(Extracted data entries)
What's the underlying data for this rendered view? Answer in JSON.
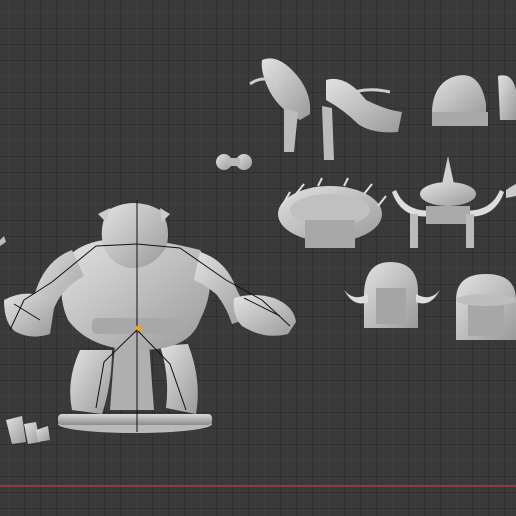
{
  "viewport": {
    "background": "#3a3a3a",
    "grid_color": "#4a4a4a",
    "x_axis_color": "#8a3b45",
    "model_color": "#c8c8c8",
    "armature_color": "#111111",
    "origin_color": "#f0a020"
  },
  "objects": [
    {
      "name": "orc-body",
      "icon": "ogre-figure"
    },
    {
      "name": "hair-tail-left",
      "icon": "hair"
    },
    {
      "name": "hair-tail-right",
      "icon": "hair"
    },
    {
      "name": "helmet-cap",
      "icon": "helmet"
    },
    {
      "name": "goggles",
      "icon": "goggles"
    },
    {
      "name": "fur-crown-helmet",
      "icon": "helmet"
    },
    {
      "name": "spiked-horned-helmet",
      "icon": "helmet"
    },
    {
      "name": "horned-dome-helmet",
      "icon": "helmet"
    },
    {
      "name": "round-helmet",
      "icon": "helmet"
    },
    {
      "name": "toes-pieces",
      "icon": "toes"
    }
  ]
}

● Set problem
Reproduce the data word for word, excluding its pictures.

● Full solution
What's the underlying data for this rendered view? Answer in JSON.
{
  "viewport": {
    "background": "#3a3a3a",
    "grid_color": "#4a4a4a",
    "x_axis_color": "#8a3b45",
    "model_color": "#c8c8c8",
    "armature_color": "#111111",
    "origin_color": "#f0a020"
  },
  "objects": [
    {
      "name": "orc-body",
      "icon": "ogre-figure"
    },
    {
      "name": "hair-tail-left",
      "icon": "hair"
    },
    {
      "name": "hair-tail-right",
      "icon": "hair"
    },
    {
      "name": "helmet-cap",
      "icon": "helmet"
    },
    {
      "name": "goggles",
      "icon": "goggles"
    },
    {
      "name": "fur-crown-helmet",
      "icon": "helmet"
    },
    {
      "name": "spiked-horned-helmet",
      "icon": "helmet"
    },
    {
      "name": "horned-dome-helmet",
      "icon": "helmet"
    },
    {
      "name": "round-helmet",
      "icon": "helmet"
    },
    {
      "name": "toes-pieces",
      "icon": "toes"
    }
  ]
}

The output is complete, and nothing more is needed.